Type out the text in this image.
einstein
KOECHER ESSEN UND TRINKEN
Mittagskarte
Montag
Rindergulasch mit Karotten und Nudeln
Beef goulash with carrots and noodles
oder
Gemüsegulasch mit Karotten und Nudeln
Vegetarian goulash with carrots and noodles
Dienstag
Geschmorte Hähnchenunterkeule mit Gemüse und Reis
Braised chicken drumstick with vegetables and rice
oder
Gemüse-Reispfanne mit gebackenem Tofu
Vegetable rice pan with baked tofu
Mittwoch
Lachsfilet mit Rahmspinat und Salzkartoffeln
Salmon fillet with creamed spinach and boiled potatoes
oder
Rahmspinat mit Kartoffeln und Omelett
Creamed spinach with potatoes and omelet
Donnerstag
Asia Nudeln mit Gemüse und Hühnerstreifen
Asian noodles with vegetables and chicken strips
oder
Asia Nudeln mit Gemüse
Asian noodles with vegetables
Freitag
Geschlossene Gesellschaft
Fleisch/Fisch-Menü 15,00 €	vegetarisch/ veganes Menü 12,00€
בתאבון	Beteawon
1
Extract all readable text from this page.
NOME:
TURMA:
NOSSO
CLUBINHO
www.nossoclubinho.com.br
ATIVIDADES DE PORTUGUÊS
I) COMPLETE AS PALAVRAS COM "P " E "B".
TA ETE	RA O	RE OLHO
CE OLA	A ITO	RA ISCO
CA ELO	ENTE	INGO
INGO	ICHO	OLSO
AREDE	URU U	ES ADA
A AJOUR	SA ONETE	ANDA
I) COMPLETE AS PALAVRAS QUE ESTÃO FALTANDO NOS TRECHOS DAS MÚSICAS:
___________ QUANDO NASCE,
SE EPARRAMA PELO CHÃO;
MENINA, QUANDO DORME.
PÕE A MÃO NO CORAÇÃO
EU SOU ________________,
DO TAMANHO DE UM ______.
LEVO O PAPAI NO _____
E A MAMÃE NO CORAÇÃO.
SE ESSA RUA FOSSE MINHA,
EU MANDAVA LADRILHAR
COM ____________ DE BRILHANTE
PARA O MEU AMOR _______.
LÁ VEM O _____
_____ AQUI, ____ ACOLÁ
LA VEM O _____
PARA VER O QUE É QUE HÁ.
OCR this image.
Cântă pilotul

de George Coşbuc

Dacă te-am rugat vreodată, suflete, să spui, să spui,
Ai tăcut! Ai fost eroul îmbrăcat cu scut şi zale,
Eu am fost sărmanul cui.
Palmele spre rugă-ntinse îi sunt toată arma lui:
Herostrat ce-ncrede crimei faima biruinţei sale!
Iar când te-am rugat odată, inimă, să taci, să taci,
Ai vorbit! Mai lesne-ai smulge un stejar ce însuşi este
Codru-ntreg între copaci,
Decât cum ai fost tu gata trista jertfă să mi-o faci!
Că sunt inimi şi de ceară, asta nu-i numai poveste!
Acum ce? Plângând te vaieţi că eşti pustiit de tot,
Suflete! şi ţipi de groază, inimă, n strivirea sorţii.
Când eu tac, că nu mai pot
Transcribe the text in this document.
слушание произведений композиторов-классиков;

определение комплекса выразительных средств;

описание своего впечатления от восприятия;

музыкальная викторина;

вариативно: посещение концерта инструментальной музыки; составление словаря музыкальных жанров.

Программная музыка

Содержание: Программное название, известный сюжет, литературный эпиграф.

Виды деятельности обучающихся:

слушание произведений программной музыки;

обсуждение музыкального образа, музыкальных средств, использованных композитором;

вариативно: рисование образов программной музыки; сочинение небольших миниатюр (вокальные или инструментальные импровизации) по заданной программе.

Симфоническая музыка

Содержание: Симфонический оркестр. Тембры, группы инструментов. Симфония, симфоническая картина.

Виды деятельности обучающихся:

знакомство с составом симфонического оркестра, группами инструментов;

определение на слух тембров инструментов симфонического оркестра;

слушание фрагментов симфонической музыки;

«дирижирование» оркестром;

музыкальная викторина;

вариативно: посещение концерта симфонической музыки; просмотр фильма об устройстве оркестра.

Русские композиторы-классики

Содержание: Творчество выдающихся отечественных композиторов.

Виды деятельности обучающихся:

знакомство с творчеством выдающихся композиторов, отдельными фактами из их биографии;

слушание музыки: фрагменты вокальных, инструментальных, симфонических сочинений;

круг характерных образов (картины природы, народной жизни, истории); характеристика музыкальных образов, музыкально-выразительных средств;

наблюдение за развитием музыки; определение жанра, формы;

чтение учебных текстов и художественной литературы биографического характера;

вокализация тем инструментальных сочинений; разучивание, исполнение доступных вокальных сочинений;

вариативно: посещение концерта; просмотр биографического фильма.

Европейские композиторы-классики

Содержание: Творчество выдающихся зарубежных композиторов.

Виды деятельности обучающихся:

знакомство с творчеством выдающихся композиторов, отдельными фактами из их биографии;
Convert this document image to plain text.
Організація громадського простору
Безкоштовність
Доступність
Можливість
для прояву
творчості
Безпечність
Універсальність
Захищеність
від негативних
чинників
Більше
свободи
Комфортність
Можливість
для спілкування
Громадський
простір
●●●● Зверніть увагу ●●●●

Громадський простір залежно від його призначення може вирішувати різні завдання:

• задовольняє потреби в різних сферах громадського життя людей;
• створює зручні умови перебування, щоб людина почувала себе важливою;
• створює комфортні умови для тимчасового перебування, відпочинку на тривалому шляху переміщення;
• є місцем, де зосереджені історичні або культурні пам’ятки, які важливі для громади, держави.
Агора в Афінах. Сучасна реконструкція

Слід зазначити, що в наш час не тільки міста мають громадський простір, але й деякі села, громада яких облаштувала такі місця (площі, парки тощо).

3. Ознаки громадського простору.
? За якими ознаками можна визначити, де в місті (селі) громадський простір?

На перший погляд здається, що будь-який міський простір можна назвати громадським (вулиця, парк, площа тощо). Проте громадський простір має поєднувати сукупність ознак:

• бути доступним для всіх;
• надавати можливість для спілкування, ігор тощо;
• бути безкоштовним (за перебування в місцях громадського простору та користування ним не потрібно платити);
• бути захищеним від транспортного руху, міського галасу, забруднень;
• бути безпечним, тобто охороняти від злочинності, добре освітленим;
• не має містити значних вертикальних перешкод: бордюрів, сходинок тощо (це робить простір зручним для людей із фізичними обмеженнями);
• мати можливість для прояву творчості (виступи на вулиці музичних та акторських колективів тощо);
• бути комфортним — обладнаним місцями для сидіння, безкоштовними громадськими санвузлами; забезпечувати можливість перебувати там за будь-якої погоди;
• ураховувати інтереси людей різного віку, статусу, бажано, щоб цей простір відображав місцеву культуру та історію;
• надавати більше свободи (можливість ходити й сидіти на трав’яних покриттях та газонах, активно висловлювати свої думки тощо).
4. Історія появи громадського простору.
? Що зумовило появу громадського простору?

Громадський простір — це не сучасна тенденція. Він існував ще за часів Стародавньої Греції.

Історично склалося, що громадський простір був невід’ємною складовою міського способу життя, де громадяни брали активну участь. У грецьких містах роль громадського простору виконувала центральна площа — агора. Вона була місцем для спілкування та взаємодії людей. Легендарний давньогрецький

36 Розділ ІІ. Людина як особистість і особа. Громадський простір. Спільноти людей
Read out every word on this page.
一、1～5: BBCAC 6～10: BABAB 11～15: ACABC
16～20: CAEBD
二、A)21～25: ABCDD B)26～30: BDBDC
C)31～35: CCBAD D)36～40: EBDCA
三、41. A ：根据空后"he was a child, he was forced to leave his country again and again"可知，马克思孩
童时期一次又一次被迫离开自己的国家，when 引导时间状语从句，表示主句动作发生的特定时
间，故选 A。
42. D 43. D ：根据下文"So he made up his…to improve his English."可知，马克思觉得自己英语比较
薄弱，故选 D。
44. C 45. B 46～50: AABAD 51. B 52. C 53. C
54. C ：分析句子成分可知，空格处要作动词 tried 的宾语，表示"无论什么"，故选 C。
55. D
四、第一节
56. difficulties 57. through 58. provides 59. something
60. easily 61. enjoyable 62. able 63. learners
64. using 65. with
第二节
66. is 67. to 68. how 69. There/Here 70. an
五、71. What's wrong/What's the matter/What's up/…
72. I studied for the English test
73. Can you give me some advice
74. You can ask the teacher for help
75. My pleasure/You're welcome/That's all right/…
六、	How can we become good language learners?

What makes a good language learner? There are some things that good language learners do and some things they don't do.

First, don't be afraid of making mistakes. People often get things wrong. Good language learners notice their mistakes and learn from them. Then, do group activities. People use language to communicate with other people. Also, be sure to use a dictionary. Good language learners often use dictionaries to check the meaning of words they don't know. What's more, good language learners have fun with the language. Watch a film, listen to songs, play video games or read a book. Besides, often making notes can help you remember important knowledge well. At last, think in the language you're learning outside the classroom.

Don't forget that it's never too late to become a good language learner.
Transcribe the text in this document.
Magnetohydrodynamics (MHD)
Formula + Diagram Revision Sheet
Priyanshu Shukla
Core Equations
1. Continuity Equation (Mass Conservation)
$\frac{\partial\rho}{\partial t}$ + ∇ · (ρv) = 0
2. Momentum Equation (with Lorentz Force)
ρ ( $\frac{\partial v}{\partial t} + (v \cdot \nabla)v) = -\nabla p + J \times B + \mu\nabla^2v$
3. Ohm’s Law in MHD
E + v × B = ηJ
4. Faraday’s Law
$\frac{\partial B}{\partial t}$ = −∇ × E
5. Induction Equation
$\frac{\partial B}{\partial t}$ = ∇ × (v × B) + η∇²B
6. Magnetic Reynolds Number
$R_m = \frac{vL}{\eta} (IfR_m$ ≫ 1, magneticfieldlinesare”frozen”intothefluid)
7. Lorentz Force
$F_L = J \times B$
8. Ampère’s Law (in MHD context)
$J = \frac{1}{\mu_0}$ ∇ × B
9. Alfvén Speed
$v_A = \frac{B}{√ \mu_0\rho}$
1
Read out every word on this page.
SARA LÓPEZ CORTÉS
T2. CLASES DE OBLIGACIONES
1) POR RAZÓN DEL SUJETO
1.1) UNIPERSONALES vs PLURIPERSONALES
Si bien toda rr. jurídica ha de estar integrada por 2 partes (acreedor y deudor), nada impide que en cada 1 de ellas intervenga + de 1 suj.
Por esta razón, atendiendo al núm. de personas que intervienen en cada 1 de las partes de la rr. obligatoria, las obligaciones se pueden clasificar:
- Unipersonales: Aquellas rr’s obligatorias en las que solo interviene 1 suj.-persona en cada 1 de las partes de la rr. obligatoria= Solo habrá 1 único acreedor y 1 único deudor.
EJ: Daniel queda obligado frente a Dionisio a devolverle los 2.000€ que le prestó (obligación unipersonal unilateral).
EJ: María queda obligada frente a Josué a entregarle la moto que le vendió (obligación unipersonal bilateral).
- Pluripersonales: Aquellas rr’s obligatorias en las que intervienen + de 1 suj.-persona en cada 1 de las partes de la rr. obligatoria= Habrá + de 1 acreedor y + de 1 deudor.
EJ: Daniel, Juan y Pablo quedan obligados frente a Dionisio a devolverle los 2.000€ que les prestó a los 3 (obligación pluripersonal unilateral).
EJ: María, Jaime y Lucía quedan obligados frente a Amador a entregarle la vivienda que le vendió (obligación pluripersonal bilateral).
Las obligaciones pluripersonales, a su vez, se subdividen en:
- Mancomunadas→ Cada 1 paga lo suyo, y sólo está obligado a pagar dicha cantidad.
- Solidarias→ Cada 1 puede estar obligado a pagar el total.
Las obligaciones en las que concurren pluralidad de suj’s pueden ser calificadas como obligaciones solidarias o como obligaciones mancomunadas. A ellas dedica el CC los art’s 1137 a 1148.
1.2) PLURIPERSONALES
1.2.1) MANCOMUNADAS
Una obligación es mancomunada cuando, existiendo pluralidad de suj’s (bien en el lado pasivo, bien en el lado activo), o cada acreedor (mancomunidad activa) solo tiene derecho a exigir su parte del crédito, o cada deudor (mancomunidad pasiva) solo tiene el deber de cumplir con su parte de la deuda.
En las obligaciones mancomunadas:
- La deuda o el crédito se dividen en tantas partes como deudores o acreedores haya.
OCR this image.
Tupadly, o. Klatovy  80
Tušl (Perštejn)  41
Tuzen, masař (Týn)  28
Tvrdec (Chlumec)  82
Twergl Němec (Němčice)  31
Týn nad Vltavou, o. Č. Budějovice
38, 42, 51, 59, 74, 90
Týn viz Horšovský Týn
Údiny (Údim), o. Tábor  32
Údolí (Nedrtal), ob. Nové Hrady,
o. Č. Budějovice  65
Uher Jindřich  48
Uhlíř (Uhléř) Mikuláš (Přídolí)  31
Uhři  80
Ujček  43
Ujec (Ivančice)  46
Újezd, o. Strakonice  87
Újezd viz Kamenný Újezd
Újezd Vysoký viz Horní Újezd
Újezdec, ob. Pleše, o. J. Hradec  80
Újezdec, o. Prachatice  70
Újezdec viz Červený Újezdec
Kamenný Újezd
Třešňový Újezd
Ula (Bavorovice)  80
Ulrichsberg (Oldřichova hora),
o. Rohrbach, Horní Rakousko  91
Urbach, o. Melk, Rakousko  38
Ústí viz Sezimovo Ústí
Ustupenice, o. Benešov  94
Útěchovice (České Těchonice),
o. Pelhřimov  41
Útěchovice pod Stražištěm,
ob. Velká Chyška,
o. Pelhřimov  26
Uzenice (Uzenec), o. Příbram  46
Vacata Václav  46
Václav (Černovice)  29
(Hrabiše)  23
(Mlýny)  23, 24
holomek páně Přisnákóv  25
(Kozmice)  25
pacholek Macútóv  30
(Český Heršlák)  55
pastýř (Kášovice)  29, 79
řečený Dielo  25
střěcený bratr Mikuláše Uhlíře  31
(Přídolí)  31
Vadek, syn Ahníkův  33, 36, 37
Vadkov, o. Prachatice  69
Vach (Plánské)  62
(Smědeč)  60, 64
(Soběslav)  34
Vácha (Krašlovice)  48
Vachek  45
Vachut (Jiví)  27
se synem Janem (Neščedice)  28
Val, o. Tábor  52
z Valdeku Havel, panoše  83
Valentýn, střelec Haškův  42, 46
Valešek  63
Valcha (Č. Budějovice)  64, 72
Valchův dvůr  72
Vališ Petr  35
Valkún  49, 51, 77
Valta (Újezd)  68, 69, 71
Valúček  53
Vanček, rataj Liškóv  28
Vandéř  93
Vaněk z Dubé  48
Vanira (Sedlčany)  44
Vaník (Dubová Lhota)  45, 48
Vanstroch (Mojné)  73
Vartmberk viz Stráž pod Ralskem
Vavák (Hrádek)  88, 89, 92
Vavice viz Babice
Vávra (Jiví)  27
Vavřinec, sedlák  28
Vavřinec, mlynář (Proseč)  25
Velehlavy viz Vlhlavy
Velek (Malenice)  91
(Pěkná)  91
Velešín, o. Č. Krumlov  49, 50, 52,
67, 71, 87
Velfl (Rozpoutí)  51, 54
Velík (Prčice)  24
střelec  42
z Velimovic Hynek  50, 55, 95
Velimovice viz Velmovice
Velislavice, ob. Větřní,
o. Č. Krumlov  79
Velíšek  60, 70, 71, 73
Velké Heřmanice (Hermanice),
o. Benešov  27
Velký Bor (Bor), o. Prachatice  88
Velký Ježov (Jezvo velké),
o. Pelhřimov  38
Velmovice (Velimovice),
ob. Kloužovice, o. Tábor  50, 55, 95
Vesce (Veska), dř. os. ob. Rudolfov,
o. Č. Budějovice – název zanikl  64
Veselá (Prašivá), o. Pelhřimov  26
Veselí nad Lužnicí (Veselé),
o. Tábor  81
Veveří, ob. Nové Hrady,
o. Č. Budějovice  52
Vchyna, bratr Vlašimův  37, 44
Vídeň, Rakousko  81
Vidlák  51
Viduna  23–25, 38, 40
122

- **SHORT TASK**: Which lines above contain "Nudeln"? Show each of them.

- **RESULT OF THE EXERCISE**:
Rindergulasch mit Karotten und Nudeln
Gemüsegulasch mit Karotten und Nudeln
Asia Nudeln mit Gemüse und Hühnerstreifen
Asia Nudeln mit Gemüse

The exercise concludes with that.